**STATED EXERCISE:**
Sift the listing for lines that hold the string "title" and pull them out.

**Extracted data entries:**
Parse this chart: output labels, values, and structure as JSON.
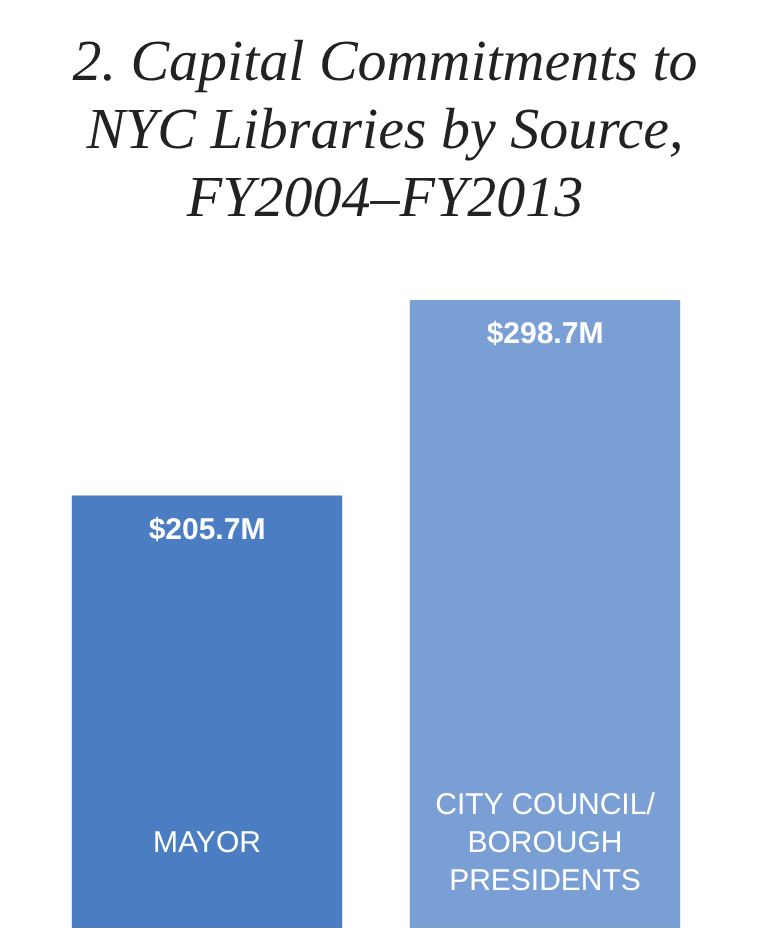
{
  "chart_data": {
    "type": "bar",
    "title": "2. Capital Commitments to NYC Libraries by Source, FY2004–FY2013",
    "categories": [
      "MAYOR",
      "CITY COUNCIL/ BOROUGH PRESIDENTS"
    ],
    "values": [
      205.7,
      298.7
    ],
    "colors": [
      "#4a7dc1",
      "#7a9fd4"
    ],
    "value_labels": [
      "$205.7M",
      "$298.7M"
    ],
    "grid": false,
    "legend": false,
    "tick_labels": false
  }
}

---

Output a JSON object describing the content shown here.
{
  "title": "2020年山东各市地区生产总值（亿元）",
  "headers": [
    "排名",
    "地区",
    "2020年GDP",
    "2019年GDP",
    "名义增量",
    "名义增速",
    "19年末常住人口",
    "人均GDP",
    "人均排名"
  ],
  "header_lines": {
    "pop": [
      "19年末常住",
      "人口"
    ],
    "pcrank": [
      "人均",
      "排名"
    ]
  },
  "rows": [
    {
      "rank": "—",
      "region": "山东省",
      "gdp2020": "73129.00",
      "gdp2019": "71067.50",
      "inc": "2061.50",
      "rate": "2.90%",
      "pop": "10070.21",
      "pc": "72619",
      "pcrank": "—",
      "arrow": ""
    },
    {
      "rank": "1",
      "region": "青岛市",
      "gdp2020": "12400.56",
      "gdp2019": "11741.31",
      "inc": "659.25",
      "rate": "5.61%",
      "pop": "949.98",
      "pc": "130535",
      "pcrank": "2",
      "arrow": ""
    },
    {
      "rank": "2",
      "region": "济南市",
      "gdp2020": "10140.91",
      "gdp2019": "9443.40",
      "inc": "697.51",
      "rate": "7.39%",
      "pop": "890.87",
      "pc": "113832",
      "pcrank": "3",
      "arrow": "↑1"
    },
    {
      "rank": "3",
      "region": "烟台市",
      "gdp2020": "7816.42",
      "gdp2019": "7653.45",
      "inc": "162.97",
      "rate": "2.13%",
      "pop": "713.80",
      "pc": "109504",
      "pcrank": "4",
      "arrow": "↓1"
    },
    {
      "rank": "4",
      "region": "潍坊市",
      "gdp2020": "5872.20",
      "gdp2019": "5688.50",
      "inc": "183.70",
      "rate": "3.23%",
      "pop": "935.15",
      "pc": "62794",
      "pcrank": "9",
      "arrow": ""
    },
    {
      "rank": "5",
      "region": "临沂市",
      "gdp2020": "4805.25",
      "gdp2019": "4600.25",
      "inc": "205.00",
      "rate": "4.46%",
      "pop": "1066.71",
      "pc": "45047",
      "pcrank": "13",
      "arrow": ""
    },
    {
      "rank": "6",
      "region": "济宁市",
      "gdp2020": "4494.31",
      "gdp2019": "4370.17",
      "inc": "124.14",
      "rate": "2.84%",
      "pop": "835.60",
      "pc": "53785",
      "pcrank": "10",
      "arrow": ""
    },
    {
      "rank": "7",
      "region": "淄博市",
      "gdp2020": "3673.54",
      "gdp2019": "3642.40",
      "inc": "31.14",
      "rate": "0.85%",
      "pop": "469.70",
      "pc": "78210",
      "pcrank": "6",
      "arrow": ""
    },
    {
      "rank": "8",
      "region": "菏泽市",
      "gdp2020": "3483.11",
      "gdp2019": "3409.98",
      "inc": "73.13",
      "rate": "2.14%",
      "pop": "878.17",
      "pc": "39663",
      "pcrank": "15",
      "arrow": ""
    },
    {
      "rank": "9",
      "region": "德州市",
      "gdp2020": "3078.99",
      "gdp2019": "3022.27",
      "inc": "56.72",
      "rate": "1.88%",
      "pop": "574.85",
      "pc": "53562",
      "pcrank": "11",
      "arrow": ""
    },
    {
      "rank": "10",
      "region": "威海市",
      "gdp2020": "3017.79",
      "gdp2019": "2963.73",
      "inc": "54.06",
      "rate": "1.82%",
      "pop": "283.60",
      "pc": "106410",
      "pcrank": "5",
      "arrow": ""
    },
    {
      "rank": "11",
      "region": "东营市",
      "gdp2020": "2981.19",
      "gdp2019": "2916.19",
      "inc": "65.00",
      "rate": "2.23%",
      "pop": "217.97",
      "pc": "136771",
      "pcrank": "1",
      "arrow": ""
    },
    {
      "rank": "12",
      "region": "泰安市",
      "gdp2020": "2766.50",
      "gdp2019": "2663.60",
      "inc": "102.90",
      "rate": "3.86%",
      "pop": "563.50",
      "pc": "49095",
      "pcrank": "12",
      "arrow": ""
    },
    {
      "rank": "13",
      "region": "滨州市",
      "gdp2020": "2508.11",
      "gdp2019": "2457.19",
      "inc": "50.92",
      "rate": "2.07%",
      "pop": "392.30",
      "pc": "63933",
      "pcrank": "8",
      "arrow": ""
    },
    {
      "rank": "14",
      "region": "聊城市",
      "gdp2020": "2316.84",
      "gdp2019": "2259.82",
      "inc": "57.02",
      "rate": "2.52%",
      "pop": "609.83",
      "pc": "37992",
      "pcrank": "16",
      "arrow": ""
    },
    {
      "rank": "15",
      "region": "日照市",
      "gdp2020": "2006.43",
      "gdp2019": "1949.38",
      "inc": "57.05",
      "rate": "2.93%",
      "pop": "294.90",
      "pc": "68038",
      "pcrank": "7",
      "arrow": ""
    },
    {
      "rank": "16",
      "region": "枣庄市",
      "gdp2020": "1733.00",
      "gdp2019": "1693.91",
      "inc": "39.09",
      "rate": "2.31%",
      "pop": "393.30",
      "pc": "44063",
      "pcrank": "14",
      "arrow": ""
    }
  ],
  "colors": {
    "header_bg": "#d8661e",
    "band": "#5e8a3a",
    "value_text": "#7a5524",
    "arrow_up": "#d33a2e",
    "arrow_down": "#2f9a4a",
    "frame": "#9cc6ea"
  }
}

**RESULT OF THE TASK:**
    "title": "2. Capital Commitments to NYC Libraries by Source, FY2004–FY2013",
  "title": "2020年山东各市地区生产总值（亿元）",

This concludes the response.